_Task goal_:
Print each of the records below again, word for word and line for line, with no changes.

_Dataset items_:
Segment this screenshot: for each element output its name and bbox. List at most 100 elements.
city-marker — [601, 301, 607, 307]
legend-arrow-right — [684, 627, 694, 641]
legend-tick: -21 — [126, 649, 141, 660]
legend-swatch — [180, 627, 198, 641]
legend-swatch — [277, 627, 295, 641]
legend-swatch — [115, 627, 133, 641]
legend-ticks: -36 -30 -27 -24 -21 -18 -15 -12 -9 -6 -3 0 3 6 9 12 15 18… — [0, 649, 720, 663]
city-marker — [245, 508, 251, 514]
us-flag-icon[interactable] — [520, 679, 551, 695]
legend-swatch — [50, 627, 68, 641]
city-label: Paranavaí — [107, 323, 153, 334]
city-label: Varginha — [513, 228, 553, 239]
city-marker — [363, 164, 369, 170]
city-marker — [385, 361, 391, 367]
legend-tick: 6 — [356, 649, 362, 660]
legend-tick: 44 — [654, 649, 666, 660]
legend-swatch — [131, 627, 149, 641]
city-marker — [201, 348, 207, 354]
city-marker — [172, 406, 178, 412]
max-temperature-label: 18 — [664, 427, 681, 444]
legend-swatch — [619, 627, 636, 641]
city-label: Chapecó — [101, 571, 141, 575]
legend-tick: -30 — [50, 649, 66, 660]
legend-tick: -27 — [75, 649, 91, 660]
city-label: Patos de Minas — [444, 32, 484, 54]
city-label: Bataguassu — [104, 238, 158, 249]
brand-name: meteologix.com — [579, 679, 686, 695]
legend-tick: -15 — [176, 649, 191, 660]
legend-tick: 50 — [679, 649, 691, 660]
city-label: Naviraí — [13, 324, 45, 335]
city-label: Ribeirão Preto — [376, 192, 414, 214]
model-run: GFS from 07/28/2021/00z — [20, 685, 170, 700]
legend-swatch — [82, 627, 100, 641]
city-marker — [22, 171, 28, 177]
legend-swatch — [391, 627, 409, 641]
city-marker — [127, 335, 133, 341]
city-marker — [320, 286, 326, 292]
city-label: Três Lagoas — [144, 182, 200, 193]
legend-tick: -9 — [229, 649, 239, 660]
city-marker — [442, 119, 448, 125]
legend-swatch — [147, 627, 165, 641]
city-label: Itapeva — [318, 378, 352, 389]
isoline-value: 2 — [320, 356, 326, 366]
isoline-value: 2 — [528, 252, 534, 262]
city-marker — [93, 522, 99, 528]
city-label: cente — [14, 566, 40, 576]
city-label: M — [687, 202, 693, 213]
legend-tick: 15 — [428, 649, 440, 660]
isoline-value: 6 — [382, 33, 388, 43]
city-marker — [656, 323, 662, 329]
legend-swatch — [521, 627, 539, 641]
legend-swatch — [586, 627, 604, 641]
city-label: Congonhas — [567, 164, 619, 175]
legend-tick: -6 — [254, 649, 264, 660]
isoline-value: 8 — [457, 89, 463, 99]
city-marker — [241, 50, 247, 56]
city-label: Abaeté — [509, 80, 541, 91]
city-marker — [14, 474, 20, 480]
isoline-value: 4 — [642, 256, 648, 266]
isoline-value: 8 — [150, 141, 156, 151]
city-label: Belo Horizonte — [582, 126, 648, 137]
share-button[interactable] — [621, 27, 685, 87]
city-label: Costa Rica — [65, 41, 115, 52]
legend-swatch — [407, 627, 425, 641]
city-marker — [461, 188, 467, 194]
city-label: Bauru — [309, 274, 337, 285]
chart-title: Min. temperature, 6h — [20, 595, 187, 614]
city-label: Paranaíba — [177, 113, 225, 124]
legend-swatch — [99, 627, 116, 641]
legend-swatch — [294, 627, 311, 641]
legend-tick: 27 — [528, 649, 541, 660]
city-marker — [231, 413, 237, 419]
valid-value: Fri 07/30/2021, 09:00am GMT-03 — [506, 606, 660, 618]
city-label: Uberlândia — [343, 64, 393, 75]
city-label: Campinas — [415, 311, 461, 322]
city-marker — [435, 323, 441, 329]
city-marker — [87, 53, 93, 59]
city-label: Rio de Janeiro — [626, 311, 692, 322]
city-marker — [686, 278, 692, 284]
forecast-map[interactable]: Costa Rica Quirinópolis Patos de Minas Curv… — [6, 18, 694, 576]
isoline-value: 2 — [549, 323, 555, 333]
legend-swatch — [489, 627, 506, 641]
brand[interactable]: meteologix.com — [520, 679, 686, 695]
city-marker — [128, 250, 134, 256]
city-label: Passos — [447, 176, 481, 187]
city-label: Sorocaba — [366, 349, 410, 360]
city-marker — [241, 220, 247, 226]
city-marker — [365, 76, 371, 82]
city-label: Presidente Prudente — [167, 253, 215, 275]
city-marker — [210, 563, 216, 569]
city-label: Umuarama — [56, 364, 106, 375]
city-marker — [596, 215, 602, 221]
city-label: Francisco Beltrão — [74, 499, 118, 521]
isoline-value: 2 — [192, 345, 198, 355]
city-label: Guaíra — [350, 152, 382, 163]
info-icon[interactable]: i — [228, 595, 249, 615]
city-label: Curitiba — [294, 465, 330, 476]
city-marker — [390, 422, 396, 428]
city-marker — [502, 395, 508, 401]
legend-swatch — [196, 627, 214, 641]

_Completed task_:
Segment this screenshot: for each element output its name and bbox. List at most 100 elements.
city-marker — [601, 301, 607, 307]
legend-arrow-right — [684, 627, 694, 641]
legend-tick: -21 — [126, 649, 141, 660]
legend-swatch — [180, 627, 198, 641]
legend-swatch — [277, 627, 295, 641]
legend-swatch — [115, 627, 133, 641]
legend-ticks: -36 -30 -27 -24 -21 -18 -15 -12 -9 -6 -3 0 3 6 9 12 15 18… — [0, 649, 720, 663]
city-marker — [245, 508, 251, 514]
us-flag-icon[interactable] — [520, 679, 551, 695]
legend-swatch — [50, 627, 68, 641]
city-label: Paranavaí — [107, 323, 153, 334]
city-label: Varginha — [513, 228, 553, 239]
city-marker — [363, 164, 369, 170]
city-marker — [385, 361, 391, 367]
legend-tick: 6 — [356, 649, 362, 660]
legend-tick: 44 — [654, 649, 666, 660]
legend-swatch — [131, 627, 149, 641]
city-marker — [201, 348, 207, 354]
city-marker — [172, 406, 178, 412]
max-temperature-label: 18 — [664, 427, 681, 444]
legend-swatch — [619, 627, 636, 641]
city-label: Chapecó — [101, 571, 141, 575]
legend-tick: -30 — [50, 649, 66, 660]
legend-tick: -27 — [75, 649, 91, 660]
city-label: Patos de Minas — [444, 32, 484, 54]
city-label: Bataguassu — [104, 238, 158, 249]
brand-name: meteologix.com — [579, 679, 686, 695]
legend-tick: -15 — [176, 649, 191, 660]
legend-tick: 50 — [679, 649, 691, 660]
city-label: Naviraí — [13, 324, 45, 335]
city-label: Ribeirão Preto — [376, 192, 414, 214]
model-run: GFS from 07/28/2021/00z — [20, 685, 170, 700]
legend-swatch — [82, 627, 100, 641]
city-marker — [22, 171, 28, 177]
legend-swatch — [391, 627, 409, 641]
city-marker — [127, 335, 133, 341]
city-marker — [320, 286, 326, 292]
city-label: Três Lagoas — [144, 182, 200, 193]
legend-tick: -9 — [229, 649, 239, 660]
city-marker — [442, 119, 448, 125]
legend-swatch — [147, 627, 165, 641]
city-label: Itapeva — [318, 378, 352, 389]
isoline-value: 2 — [320, 356, 326, 366]
isoline-value: 2 — [528, 252, 534, 262]
city-marker — [93, 522, 99, 528]
city-label: cente — [14, 566, 40, 576]
city-label: M — [687, 202, 693, 213]
legend-tick: 15 — [428, 649, 440, 660]
isoline-value: 6 — [382, 33, 388, 43]
city-marker — [656, 323, 662, 329]
legend-swatch — [521, 627, 539, 641]
legend-swatch — [586, 627, 604, 641]
city-label: Congonhas — [567, 164, 619, 175]
legend-tick: -6 — [254, 649, 264, 660]
isoline-value: 8 — [457, 89, 463, 99]
city-marker — [241, 50, 247, 56]
city-label: Abaeté — [509, 80, 541, 91]
city-marker — [14, 474, 20, 480]
isoline-value: 4 — [642, 256, 648, 266]
isoline-value: 8 — [150, 141, 156, 151]
city-label: Belo Horizonte — [582, 126, 648, 137]
share-button[interactable] — [621, 27, 685, 87]
city-label: Costa Rica — [65, 41, 115, 52]
legend-swatch — [407, 627, 425, 641]
city-marker — [461, 188, 467, 194]
city-label: Bauru — [309, 274, 337, 285]
chart-title: Min. temperature, 6h — [20, 595, 187, 614]
city-label: Paranaíba — [177, 113, 225, 124]
legend-swatch — [99, 627, 116, 641]
legend-swatch — [294, 627, 311, 641]
legend-tick: 27 — [528, 649, 541, 660]
city-marker — [231, 413, 237, 419]
valid-value: Fri 07/30/2021, 09:00am GMT-03 — [506, 606, 660, 618]
city-label: Uberlândia — [343, 64, 393, 75]
city-label: Campinas — [415, 311, 461, 322]
city-marker — [435, 323, 441, 329]
city-marker — [87, 53, 93, 59]
city-label: Rio de Janeiro — [626, 311, 692, 322]
city-marker — [686, 278, 692, 284]
forecast-map[interactable]: Costa Rica Quirinópolis Patos de Minas Curv… — [6, 18, 694, 576]
isoline-value: 2 — [549, 323, 555, 333]
legend-swatch — [489, 627, 506, 641]
brand[interactable]: meteologix.com — [520, 679, 686, 695]
city-marker — [128, 250, 134, 256]
city-label: Passos — [447, 176, 481, 187]
city-label: Sorocaba — [366, 349, 410, 360]
city-marker — [241, 220, 247, 226]
city-marker — [365, 76, 371, 82]
city-label: Presidente Prudente — [167, 253, 215, 275]
city-marker — [210, 563, 216, 569]
city-label: Umuarama — [56, 364, 106, 375]
city-marker — [596, 215, 602, 221]
city-label: Francisco Beltrão — [74, 499, 118, 521]
isoline-value: 2 — [192, 345, 198, 355]
city-label: Guaíra — [350, 152, 382, 163]
info-icon[interactable]: i — [228, 595, 249, 615]
city-label: Curitiba — [294, 465, 330, 476]
city-marker — [390, 422, 396, 428]
city-marker — [502, 395, 508, 401]
legend-swatch — [196, 627, 214, 641]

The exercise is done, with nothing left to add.